WRITTEN PROBLEM: Return all of the entries exactly, with nothing added or left out.

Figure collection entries
— start —

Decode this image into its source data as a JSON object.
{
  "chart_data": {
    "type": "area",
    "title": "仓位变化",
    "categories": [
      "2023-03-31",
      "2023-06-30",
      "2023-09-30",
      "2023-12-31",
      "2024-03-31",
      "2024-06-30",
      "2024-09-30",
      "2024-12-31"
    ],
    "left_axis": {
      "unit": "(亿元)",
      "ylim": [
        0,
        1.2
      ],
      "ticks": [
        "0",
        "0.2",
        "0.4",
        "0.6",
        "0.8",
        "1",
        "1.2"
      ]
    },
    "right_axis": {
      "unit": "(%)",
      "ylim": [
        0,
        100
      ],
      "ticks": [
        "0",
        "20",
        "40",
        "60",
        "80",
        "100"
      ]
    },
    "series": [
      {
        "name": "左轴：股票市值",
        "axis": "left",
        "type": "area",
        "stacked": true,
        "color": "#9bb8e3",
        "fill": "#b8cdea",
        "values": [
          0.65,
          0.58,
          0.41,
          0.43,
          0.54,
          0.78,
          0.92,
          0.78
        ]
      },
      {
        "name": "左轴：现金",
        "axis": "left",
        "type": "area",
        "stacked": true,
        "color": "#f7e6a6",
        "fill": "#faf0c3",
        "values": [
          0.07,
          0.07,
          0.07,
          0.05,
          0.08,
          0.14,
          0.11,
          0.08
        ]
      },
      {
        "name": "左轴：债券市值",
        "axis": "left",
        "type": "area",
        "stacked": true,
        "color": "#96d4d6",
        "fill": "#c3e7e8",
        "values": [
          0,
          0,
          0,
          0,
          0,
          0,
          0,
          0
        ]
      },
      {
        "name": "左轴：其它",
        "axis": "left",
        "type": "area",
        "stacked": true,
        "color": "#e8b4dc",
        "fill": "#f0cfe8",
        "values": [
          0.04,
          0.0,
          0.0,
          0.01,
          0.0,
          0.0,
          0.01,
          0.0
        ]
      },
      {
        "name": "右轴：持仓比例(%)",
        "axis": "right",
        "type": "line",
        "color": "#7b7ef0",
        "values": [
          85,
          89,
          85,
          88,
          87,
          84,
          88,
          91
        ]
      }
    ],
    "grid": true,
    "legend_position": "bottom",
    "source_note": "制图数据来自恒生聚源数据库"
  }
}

— end —

RIGHT ANSWER:
Decode this image into its source data as a JSON object.
{
  "chart_data": {
    "type": "area",
    "title": "仓位变化",
    "categories": [
      "2023-03-31",
      "2023-06-30",
      "2023-09-30",
      "2023-12-31",
      "2024-03-31",
      "2024-06-30",
      "2024-09-30",
      "2024-12-31"
    ],
    "left_axis": {
      "unit": "(亿元)",
      "ylim": [
        0,
        1.2
      ],
      "ticks": [
        "0",
        "0.2",
        "0.4",
        "0.6",
        "0.8",
        "1",
        "1.2"
      ]
    },
    "right_axis": {
      "unit": "(%)",
      "ylim": [
        0,
        100
      ],
      "ticks": [
        "0",
        "20",
        "40",
        "60",
        "80",
        "100"
      ]
    },
    "series": [
      {
        "name": "左轴：股票市值",
        "axis": "left",
        "type": "area",
        "stacked": true,
        "color": "#9bb8e3",
        "fill": "#b8cdea",
        "values": [
          0.65,
          0.58,
          0.41,
          0.43,
          0.54,
          0.78,
          0.92,
          0.78
        ]
      },
      {
        "name": "左轴：现金",
        "axis": "left",
        "type": "area",
        "stacked": true,
        "color": "#f7e6a6",
        "fill": "#faf0c3",
        "values": [
          0.07,
          0.07,
          0.07,
          0.05,
          0.08,
          0.14,
          0.11,
          0.08
        ]
      },
      {
        "name": "左轴：债券市值",
        "axis": "left",
        "type": "area",
        "stacked": true,
        "color": "#96d4d6",
        "fill": "#c3e7e8",
        "values": [
          0,
          0,
          0,
          0,
          0,
          0,
          0,
          0
        ]
      },
      {
        "name": "左轴：其它",
        "axis": "left",
        "type": "area",
        "stacked": true,
        "color": "#e8b4dc",
        "fill": "#f0cfe8",
        "values": [
          0.04,
          0.0,
          0.0,
          0.01,
          0.0,
          0.0,
          0.01,
          0.0
        ]
      },
      {
        "name": "右轴：持仓比例(%)",
        "axis": "right",
        "type": "line",
        "color": "#7b7ef0",
        "values": [
          85,
          89,
          85,
          88,
          87,
          84,
          88,
          91
        ]
      }
    ],
    "grid": true,
    "legend_position": "bottom",
    "source_note": "制图数据来自恒生聚源数据库"
  }
}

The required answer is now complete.